— Instructions for the task —
Drop the pictures, then extract the listing word for word.

— Record excerpts —
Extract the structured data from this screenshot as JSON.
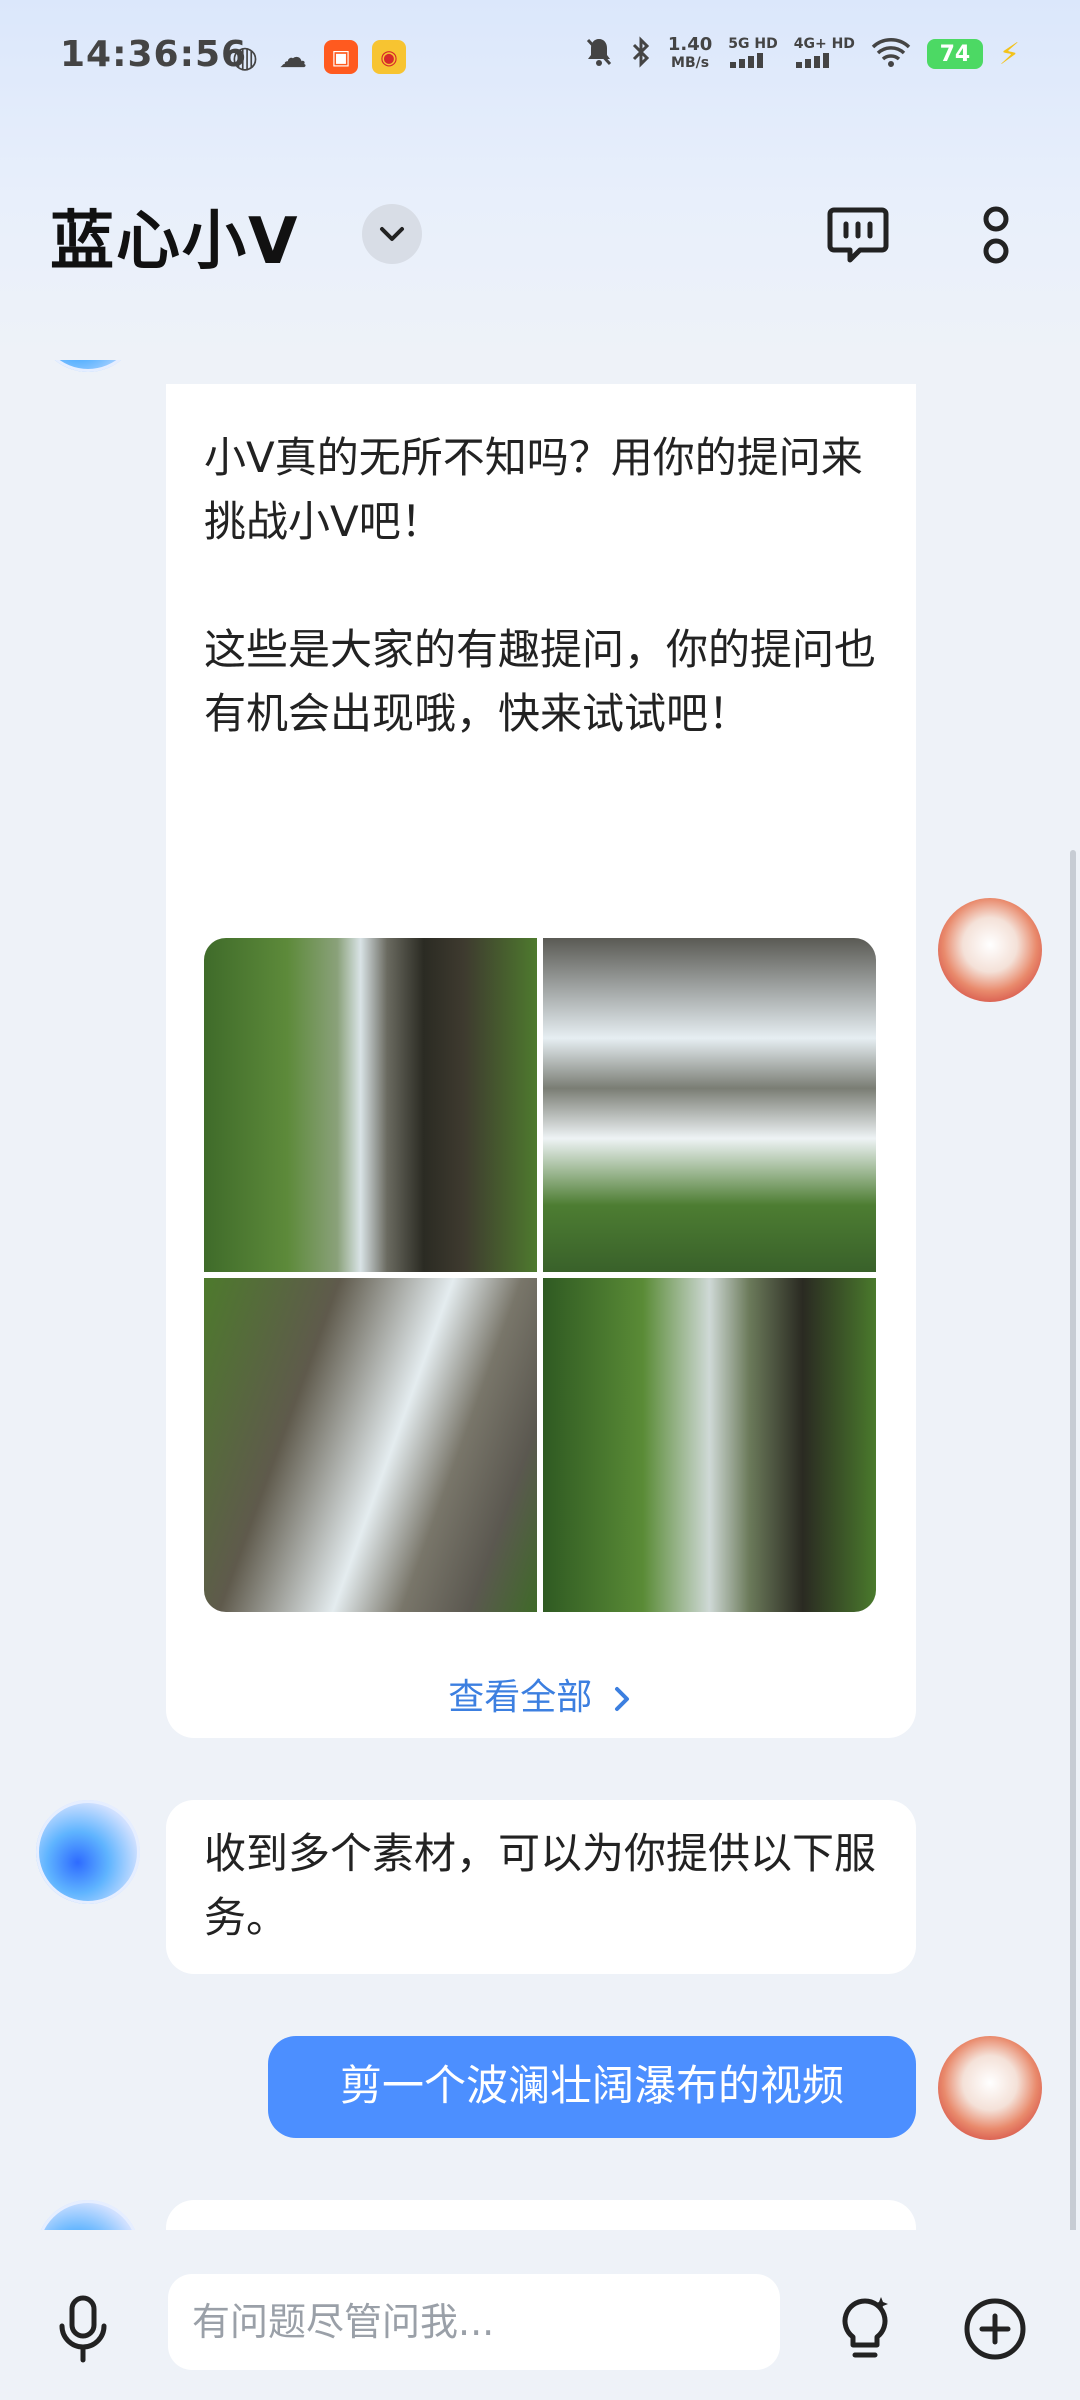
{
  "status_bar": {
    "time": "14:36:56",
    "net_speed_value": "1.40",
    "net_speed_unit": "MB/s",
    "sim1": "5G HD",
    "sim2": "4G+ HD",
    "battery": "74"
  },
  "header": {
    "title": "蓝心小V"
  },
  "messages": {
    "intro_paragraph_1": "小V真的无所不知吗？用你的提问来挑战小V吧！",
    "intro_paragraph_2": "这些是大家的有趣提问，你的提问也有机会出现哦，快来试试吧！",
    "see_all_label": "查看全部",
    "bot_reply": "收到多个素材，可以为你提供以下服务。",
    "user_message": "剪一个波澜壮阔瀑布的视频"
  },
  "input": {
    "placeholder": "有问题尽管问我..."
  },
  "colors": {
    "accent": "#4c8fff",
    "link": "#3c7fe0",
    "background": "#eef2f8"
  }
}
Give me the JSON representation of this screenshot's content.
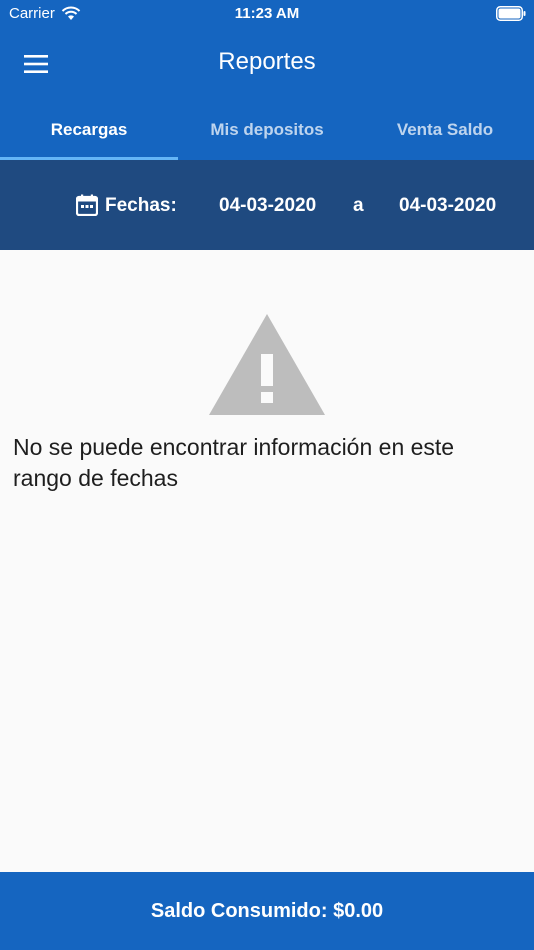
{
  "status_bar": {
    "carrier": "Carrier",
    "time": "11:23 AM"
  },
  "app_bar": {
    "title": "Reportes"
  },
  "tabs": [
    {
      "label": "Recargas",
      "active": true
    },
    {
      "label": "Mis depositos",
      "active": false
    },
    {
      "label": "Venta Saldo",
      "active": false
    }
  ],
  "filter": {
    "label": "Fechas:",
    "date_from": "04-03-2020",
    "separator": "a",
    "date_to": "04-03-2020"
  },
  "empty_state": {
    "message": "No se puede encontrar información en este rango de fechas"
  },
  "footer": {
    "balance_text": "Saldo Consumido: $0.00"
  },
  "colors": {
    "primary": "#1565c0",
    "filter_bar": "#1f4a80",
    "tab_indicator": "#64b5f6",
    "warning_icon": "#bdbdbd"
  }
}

— Written answer —
Extract the structured data from this screenshot as JSON.
{
  "status_bar": {
    "time": "14:36:56",
    "net_speed_value": "1.40",
    "net_speed_unit": "MB/s",
    "sim1": "5G HD",
    "sim2": "4G+ HD",
    "battery": "74"
  },
  "header": {
    "title": "蓝心小V"
  },
  "messages": {
    "intro_paragraph_1": "小V真的无所不知吗？用你的提问来挑战小V吧！",
    "intro_paragraph_2": "这些是大家的有趣提问，你的提问也有机会出现哦，快来试试吧！",
    "see_all_label": "查看全部",
    "bot_reply": "收到多个素材，可以为你提供以下服务。",
    "user_message": "剪一个波澜壮阔瀑布的视频"
  },
  "input": {
    "placeholder": "有问题尽管问我..."
  },
  "colors": {
    "accent": "#4c8fff",
    "link": "#3c7fe0",
    "background": "#eef2f8"
  }
}
Give me the JSON representation of this screenshot's content.
{
  "status_bar": {
    "carrier": "Carrier",
    "time": "11:23 AM"
  },
  "app_bar": {
    "title": "Reportes"
  },
  "tabs": [
    {
      "label": "Recargas",
      "active": true
    },
    {
      "label": "Mis depositos",
      "active": false
    },
    {
      "label": "Venta Saldo",
      "active": false
    }
  ],
  "filter": {
    "label": "Fechas:",
    "date_from": "04-03-2020",
    "separator": "a",
    "date_to": "04-03-2020"
  },
  "empty_state": {
    "message": "No se puede encontrar información en este rango de fechas"
  },
  "footer": {
    "balance_text": "Saldo Consumido: $0.00"
  },
  "colors": {
    "primary": "#1565c0",
    "filter_bar": "#1f4a80",
    "tab_indicator": "#64b5f6",
    "warning_icon": "#bdbdbd"
  }
}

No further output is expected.